═══ DATASET ROWS ═══

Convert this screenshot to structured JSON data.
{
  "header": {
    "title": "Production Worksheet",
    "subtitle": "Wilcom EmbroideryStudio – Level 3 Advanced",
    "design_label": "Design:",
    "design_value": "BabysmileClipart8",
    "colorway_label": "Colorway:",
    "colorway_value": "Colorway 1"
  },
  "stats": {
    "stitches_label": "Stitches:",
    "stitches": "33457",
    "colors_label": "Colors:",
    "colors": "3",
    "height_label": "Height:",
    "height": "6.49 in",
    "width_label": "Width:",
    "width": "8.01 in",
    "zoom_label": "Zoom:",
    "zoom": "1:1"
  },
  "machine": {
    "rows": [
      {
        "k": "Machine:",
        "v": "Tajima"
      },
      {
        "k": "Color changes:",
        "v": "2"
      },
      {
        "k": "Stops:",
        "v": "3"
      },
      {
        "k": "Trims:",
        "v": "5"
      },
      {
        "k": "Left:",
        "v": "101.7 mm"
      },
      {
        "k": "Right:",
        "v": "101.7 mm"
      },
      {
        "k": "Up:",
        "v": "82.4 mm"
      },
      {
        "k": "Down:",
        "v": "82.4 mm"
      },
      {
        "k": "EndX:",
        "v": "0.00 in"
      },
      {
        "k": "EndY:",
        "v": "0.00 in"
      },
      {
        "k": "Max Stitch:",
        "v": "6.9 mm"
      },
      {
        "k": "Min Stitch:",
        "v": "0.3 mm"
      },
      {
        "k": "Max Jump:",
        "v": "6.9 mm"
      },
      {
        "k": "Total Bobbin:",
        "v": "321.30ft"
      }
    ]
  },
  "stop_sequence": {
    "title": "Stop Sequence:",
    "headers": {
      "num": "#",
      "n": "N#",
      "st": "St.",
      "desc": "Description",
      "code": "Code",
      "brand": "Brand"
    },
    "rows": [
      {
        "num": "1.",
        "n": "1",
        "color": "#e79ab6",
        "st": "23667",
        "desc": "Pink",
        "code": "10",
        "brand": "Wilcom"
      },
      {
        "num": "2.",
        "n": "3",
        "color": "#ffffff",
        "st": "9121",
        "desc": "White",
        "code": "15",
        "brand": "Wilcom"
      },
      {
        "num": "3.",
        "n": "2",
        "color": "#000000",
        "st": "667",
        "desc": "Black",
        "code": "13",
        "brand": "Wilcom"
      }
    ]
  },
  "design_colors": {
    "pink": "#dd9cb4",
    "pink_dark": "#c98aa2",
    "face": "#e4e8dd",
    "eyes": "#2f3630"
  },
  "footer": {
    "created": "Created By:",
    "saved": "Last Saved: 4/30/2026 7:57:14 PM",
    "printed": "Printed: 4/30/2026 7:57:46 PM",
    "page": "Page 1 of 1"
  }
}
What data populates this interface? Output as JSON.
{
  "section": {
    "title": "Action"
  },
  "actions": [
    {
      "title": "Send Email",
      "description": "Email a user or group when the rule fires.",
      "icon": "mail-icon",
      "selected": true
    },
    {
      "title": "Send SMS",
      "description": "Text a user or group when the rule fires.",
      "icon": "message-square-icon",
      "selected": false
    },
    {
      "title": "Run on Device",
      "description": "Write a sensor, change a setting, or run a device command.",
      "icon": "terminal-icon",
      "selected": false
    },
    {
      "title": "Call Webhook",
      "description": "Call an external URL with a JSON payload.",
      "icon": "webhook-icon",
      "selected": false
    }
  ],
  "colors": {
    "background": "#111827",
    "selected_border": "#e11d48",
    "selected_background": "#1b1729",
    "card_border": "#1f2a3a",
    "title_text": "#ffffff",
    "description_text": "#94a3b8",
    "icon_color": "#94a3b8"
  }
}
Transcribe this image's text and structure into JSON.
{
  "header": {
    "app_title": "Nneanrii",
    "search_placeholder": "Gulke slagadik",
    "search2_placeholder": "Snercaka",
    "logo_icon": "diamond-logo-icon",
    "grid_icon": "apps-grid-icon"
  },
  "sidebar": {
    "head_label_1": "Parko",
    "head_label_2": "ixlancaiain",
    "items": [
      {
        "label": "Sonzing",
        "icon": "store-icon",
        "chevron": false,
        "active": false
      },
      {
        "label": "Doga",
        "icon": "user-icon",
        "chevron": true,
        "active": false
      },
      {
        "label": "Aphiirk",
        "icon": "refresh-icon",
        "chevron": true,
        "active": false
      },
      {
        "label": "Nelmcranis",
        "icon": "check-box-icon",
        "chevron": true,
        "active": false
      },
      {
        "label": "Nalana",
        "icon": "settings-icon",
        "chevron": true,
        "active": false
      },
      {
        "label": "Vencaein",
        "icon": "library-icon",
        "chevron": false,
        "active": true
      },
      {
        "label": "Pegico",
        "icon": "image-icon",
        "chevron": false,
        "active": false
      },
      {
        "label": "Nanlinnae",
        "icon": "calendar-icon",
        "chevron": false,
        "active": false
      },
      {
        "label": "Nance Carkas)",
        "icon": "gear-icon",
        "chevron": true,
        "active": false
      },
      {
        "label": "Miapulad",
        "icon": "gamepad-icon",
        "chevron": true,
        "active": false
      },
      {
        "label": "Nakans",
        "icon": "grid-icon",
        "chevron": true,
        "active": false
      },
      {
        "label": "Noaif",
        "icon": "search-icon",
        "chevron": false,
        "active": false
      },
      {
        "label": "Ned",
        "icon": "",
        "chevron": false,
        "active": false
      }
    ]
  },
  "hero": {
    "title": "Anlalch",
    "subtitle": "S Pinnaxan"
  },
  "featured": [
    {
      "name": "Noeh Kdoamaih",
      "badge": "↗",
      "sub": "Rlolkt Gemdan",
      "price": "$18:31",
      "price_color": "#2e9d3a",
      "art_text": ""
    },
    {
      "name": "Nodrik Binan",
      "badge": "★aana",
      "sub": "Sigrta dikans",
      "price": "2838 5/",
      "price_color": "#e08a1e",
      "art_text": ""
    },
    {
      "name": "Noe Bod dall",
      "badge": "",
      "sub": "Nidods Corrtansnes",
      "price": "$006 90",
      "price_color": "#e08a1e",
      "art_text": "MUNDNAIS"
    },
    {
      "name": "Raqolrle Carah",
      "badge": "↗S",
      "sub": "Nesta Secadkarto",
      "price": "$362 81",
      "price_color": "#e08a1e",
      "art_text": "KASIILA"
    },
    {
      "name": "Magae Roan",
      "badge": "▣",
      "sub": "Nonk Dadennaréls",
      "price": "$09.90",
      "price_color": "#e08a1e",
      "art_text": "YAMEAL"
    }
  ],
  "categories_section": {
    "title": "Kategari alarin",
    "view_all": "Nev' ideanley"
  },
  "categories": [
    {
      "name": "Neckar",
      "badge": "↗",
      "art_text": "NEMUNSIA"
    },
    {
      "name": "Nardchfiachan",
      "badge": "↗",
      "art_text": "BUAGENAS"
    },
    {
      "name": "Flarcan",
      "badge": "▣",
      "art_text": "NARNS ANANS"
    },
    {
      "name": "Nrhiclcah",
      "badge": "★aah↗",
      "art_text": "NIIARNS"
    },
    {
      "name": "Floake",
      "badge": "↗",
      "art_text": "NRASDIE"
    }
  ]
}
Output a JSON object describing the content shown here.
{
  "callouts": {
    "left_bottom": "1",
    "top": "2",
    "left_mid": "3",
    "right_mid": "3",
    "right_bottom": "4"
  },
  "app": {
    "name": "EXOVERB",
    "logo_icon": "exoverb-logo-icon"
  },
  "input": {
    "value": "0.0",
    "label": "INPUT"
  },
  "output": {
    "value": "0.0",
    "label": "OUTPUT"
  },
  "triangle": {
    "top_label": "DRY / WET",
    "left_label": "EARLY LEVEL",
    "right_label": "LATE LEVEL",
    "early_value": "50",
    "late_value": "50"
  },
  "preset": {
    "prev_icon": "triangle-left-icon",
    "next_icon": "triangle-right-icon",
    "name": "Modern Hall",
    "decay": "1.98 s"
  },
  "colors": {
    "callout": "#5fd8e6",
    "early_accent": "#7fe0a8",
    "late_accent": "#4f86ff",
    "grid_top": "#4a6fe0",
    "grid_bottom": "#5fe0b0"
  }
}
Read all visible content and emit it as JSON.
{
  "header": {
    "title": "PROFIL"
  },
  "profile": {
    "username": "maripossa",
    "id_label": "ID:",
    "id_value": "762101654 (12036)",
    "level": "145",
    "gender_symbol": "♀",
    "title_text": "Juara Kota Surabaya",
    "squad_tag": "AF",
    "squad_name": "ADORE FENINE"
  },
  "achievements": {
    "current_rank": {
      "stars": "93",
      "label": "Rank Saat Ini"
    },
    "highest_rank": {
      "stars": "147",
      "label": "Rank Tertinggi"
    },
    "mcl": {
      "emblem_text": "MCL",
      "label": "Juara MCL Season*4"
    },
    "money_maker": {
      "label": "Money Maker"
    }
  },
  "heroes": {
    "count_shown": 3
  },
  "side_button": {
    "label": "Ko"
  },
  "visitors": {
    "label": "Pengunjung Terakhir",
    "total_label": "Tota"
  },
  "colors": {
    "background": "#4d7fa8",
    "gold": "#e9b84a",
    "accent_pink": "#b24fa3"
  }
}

═══

Determine how many lines of the data contain the word "JSON", and reply with that number only.

6